== Aim ==
Find the string "type" and gather every line that holds it.

* begin Provided information *

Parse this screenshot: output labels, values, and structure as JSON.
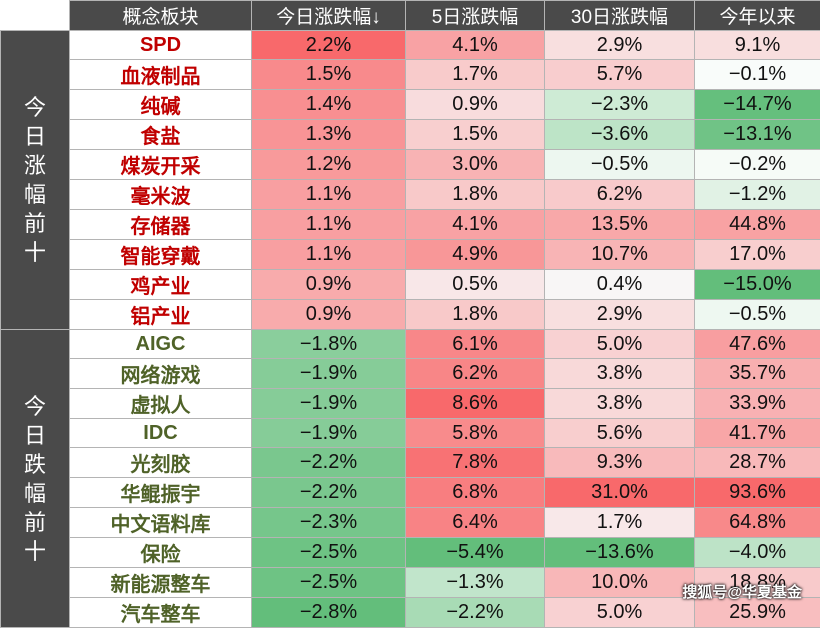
{
  "header": {
    "concept": "概念板块",
    "d1": "今日涨跌幅↓",
    "d5": "5日涨跌幅",
    "d30": "30日涨跌幅",
    "ytd": "今年以来"
  },
  "groups": [
    {
      "label": "今日涨幅前十",
      "kind": "up"
    },
    {
      "label": "今日跌幅前十",
      "kind": "down"
    }
  ],
  "rows": [
    {
      "name": "SPD",
      "d1": "2.2%",
      "d5": "4.1%",
      "d30": "2.9%",
      "ytd": "9.1%"
    },
    {
      "name": "血液制品",
      "d1": "1.5%",
      "d5": "1.7%",
      "d30": "5.7%",
      "ytd": "−0.1%"
    },
    {
      "name": "纯碱",
      "d1": "1.4%",
      "d5": "0.9%",
      "d30": "−2.3%",
      "ytd": "−14.7%"
    },
    {
      "name": "食盐",
      "d1": "1.3%",
      "d5": "1.5%",
      "d30": "−3.6%",
      "ytd": "−13.1%"
    },
    {
      "name": "煤炭开采",
      "d1": "1.2%",
      "d5": "3.0%",
      "d30": "−0.5%",
      "ytd": "−0.2%"
    },
    {
      "name": "毫米波",
      "d1": "1.1%",
      "d5": "1.8%",
      "d30": "6.2%",
      "ytd": "−1.2%"
    },
    {
      "name": "存储器",
      "d1": "1.1%",
      "d5": "4.1%",
      "d30": "13.5%",
      "ytd": "44.8%"
    },
    {
      "name": "智能穿戴",
      "d1": "1.1%",
      "d5": "4.9%",
      "d30": "10.7%",
      "ytd": "17.0%"
    },
    {
      "name": "鸡产业",
      "d1": "0.9%",
      "d5": "0.5%",
      "d30": "0.4%",
      "ytd": "−15.0%"
    },
    {
      "name": "铝产业",
      "d1": "0.9%",
      "d5": "1.8%",
      "d30": "2.9%",
      "ytd": "−0.5%"
    },
    {
      "name": "AIGC",
      "d1": "−1.8%",
      "d5": "6.1%",
      "d30": "5.0%",
      "ytd": "47.6%"
    },
    {
      "name": "网络游戏",
      "d1": "−1.9%",
      "d5": "6.2%",
      "d30": "3.8%",
      "ytd": "35.7%"
    },
    {
      "name": "虚拟人",
      "d1": "−1.9%",
      "d5": "8.6%",
      "d30": "3.8%",
      "ytd": "33.9%"
    },
    {
      "name": "IDC",
      "d1": "−1.9%",
      "d5": "5.8%",
      "d30": "5.6%",
      "ytd": "41.7%"
    },
    {
      "name": "光刻胶",
      "d1": "−2.2%",
      "d5": "7.8%",
      "d30": "9.3%",
      "ytd": "28.7%"
    },
    {
      "name": "华鲲振宇",
      "d1": "−2.2%",
      "d5": "6.8%",
      "d30": "31.0%",
      "ytd": "93.6%"
    },
    {
      "name": "中文语料库",
      "d1": "−2.3%",
      "d5": "6.4%",
      "d30": "1.7%",
      "ytd": "64.8%"
    },
    {
      "name": "保险",
      "d1": "−2.5%",
      "d5": "−5.4%",
      "d30": "−13.6%",
      "ytd": "−4.0%"
    },
    {
      "name": "新能源整车",
      "d1": "−2.5%",
      "d5": "−1.3%",
      "d30": "10.0%",
      "ytd": "18.8%"
    },
    {
      "name": "汽车整车",
      "d1": "−2.8%",
      "d5": "−2.2%",
      "d30": "5.0%",
      "ytd": "25.9%"
    }
  ],
  "watermark": "搜狐号@华夏基金",
  "colors": {
    "header_bg": "#4a4a4a",
    "up_text": "#c00000",
    "down_text": "#4f6228",
    "positive_heat": "#f8696b",
    "negative_heat": "#63be7b"
  }
}
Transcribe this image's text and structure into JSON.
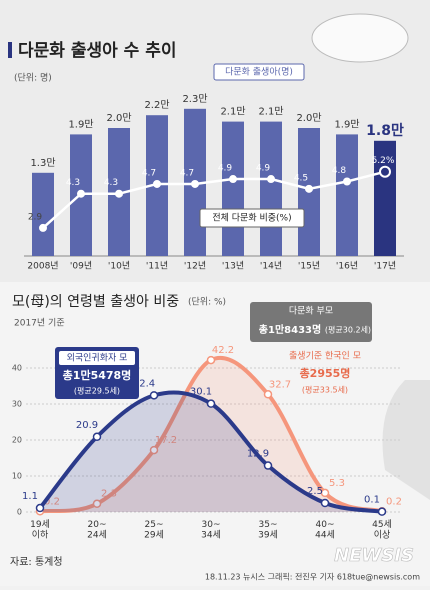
{
  "chart_data": [
    {
      "type": "bar",
      "title": "다문화 출생아 수 추이",
      "unit": "(단위: 명)",
      "categories": [
        "2008년",
        "'09년",
        "'10년",
        "'11년",
        "'12년",
        "'13년",
        "'14년",
        "'15년",
        "'16년",
        "'17년"
      ],
      "series": [
        {
          "name": "다문화 출생아(명)",
          "colors": [
            "#5b67ad",
            "#5b67ad",
            "#5b67ad",
            "#5b67ad",
            "#5b67ad",
            "#5b67ad",
            "#5b67ad",
            "#5b67ad",
            "#5b67ad",
            "#2a3480"
          ],
          "values": [
            13000,
            19000,
            20000,
            22000,
            23000,
            21000,
            21000,
            20000,
            19000,
            18000
          ],
          "value_labels": [
            "1.3만",
            "1.9만",
            "2.0만",
            "2.2만",
            "2.3만",
            "2.1만",
            "2.1만",
            "2.0만",
            "1.9만",
            "1.8만"
          ]
        },
        {
          "name": "전체 다문화 비중(%)",
          "type": "line",
          "axis": "y2",
          "color": "#ffffff",
          "values": [
            2.9,
            4.3,
            4.3,
            4.7,
            4.7,
            4.9,
            4.9,
            4.5,
            4.8,
            5.2
          ],
          "value_labels": [
            "2.9",
            "4.3",
            "4.3",
            "4.7",
            "4.7",
            "4.9",
            "4.9",
            "4.5",
            "4.8",
            "5.2%"
          ]
        }
      ],
      "ylim": [
        0,
        25000
      ],
      "y2lim": [
        1.75,
        8.3
      ]
    },
    {
      "type": "line",
      "title": "모(母)의 연령별 출생아 비중",
      "unit": "(단위: %)",
      "subtitle": "2017년 기준",
      "categories": [
        "19세\n이하",
        "20~\n24세",
        "25~\n29세",
        "30~\n34세",
        "35~\n39세",
        "40~\n44세",
        "45세\n이상"
      ],
      "series": [
        {
          "name": "외국인귀화자 모",
          "color": "#2b3a8a",
          "total": "총1만5478명",
          "average": "(평균29.5세)",
          "values": [
            1.1,
            20.9,
            32.4,
            30.1,
            12.9,
            2.5,
            0.1
          ]
        },
        {
          "name": "출생기준 한국인 모",
          "color": "#f5967c",
          "total": "총2955명",
          "average": "(평균33.5세)",
          "values": [
            0.2,
            2.3,
            17.2,
            42.2,
            32.7,
            5.3,
            0.2
          ]
        }
      ],
      "ylim": [
        0,
        45
      ],
      "yticks": [
        0,
        10,
        20,
        30,
        40
      ],
      "total_box": {
        "title": "다문화 부모",
        "total": "총1만8433명",
        "average": "(평균30.2세)"
      }
    }
  ],
  "source": "자료: 통계청",
  "credit": "18.11.23 뉴시스 그래픽: 전진우 기자 618tue@newsis.com",
  "logo": "NEWSIS"
}
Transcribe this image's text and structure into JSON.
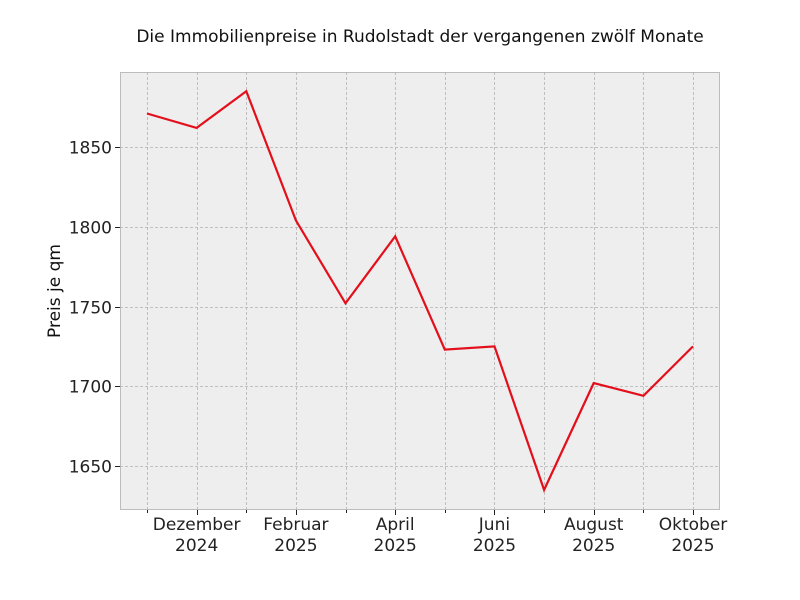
{
  "chart_data": {
    "type": "line",
    "title": "Die Immobilienpreise in Rudolstadt der vergangenen zwölf Monate",
    "xlabel": "",
    "ylabel": "Preis je qm",
    "x": [
      "2024-11",
      "2024-12",
      "2025-01",
      "2025-02",
      "2025-03",
      "2025-04",
      "2025-05",
      "2025-06",
      "2025-07",
      "2025-08",
      "2025-09",
      "2025-10"
    ],
    "series": [
      {
        "name": "Preis je qm",
        "color": "#e3101c",
        "values": [
          1871,
          1862,
          1885,
          1804,
          1752,
          1794,
          1723,
          1725,
          1635,
          1702,
          1694,
          1725
        ]
      }
    ],
    "x_tick_labels": [
      {
        "month": "Dezember",
        "year": "2024"
      },
      {
        "month": "Februar",
        "year": "2025"
      },
      {
        "month": "April",
        "year": "2025"
      },
      {
        "month": "Juni",
        "year": "2025"
      },
      {
        "month": "August",
        "year": "2025"
      },
      {
        "month": "Oktober",
        "year": "2025"
      }
    ],
    "y_ticks": [
      1650,
      1700,
      1750,
      1800,
      1850
    ],
    "ylim": [
      1622,
      1896
    ],
    "grid": true,
    "background": "#eeeeee",
    "legend": "none"
  }
}
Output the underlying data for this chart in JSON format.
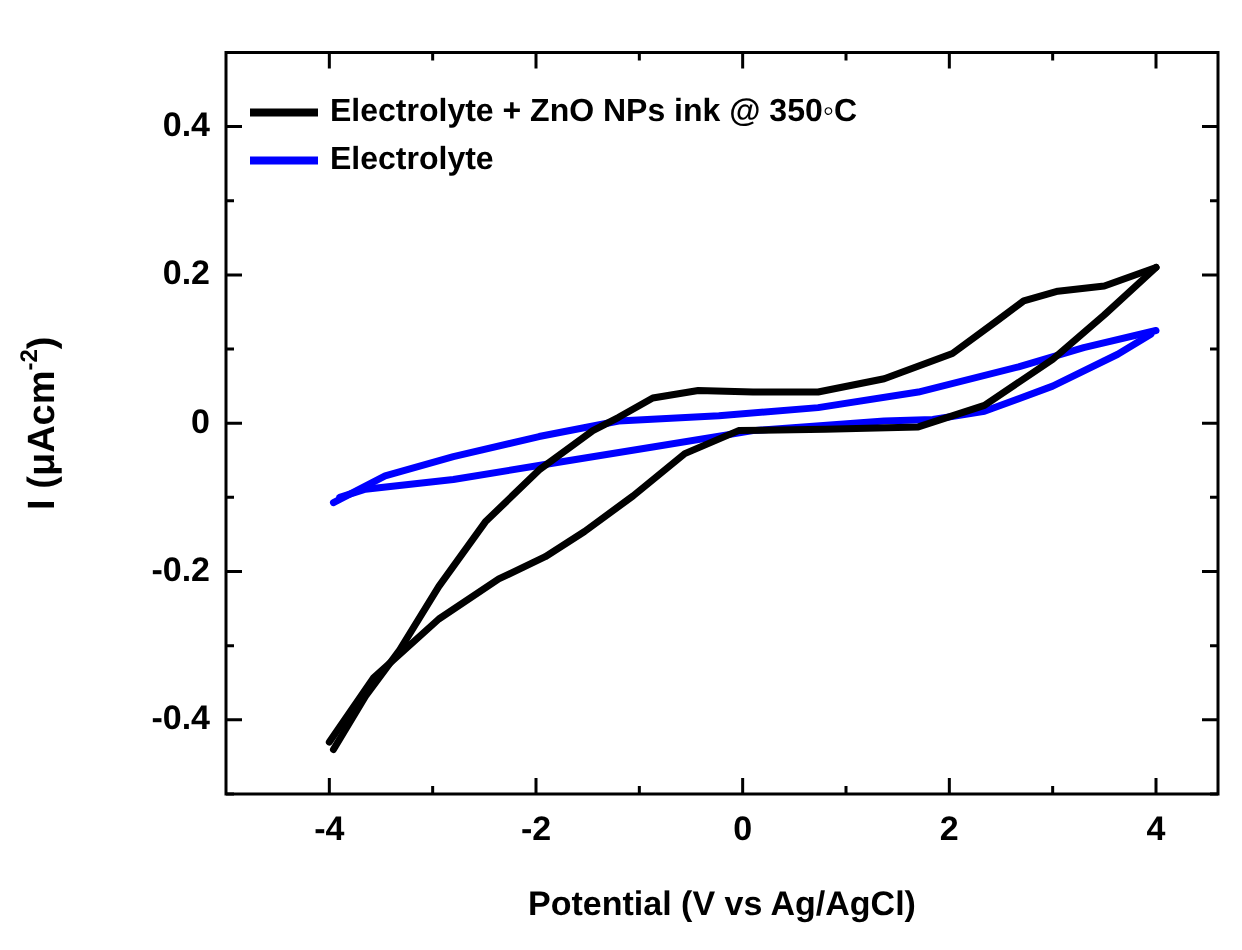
{
  "chart_data": {
    "type": "line",
    "xlabel": "Potential (V vs Ag/AgCl)",
    "ylabel": "I (μAcm$^{-2}$)",
    "legend": "top left",
    "xlim": [
      -5,
      4.6
    ],
    "ylim": [
      -0.5,
      0.5
    ],
    "xticks": [
      -4,
      {
        "value": -3,
        "label": null
      },
      -2,
      {
        "value": -1,
        "label": null
      },
      0,
      {
        "value": 1,
        "label": null
      },
      2,
      {
        "value": 3,
        "label": null
      },
      4
    ],
    "yticks": [
      {
        "value": -0.5,
        "label": null
      },
      -0.4,
      {
        "value": -0.3,
        "label": null
      },
      -0.2,
      {
        "value": -0.1,
        "label": null
      },
      0,
      {
        "value": 0.1,
        "label": null
      },
      0.2,
      {
        "value": 0.3,
        "label": null
      },
      0.4,
      {
        "value": 0.5,
        "label": null
      }
    ],
    "series": [
      {
        "name": "Electrolyte + ZnO NPs ink @ 350◦C",
        "color": "#000000",
        "x": [
          4,
          3.5,
          3.05,
          2.72,
          2.47,
          2.03,
          1.37,
          0.73,
          0.1,
          -0.43,
          -0.87,
          -1.2,
          -1.45,
          -1.97,
          -2.49,
          -2.94,
          -3.32,
          -3.65,
          -3.96
        ],
        "values": [
          0.21,
          0.185,
          0.178,
          0.165,
          0.139,
          0.094,
          0.06,
          0.042,
          0.042,
          0.044,
          0.034,
          0.008,
          -0.01,
          -0.063,
          -0.133,
          -0.22,
          -0.306,
          -0.368,
          -0.44
        ]
      },
      {
        "color": "#000000",
        "x": [
          -4,
          -3.57,
          -2.94,
          -2.36,
          -1.91,
          -1.53,
          -1.06,
          -0.56,
          -0.04,
          0.8,
          1.7,
          2.34,
          3,
          3.5,
          4
        ],
        "values": [
          -0.43,
          -0.343,
          -0.264,
          -0.21,
          -0.18,
          -0.146,
          -0.098,
          -0.041,
          -0.01,
          -0.008,
          -0.005,
          0.024,
          0.086,
          0.146,
          0.21
        ]
      },
      {
        "name": "Electrolyte",
        "color": "#0000ff",
        "x": [
          4,
          3.3,
          2.67,
          1.7,
          0.73,
          -0.23,
          -1.2,
          -1.97,
          -2.8,
          -3.46,
          -3.96
        ],
        "values": [
          0.125,
          0.102,
          0.076,
          0.042,
          0.021,
          0.01,
          0.003,
          -0.018,
          -0.045,
          -0.071,
          -0.107
        ]
      },
      {
        "color": "#0000ff",
        "x": [
          -3.9,
          -3.65,
          -2.8,
          -1.84,
          -0.87,
          0.1,
          1.37,
          1.84,
          2.34,
          3,
          3.63,
          3.95
        ],
        "values": [
          -0.1,
          -0.089,
          -0.076,
          -0.054,
          -0.032,
          -0.01,
          0.003,
          0.005,
          0.016,
          0.05,
          0.093,
          0.12
        ]
      }
    ]
  }
}
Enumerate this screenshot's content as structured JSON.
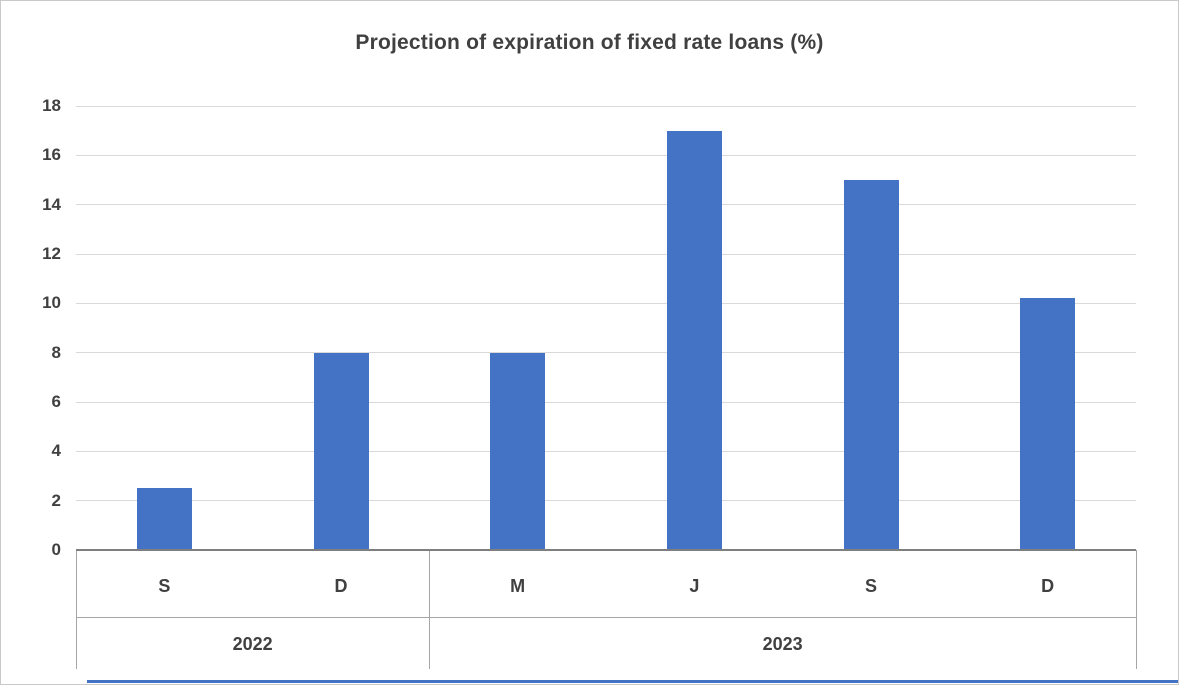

* end Provided information *

== Written solution ==
      "type": "bar",
          "type": "line",
      "type": "line",
    "type": "line",
    "type": "line",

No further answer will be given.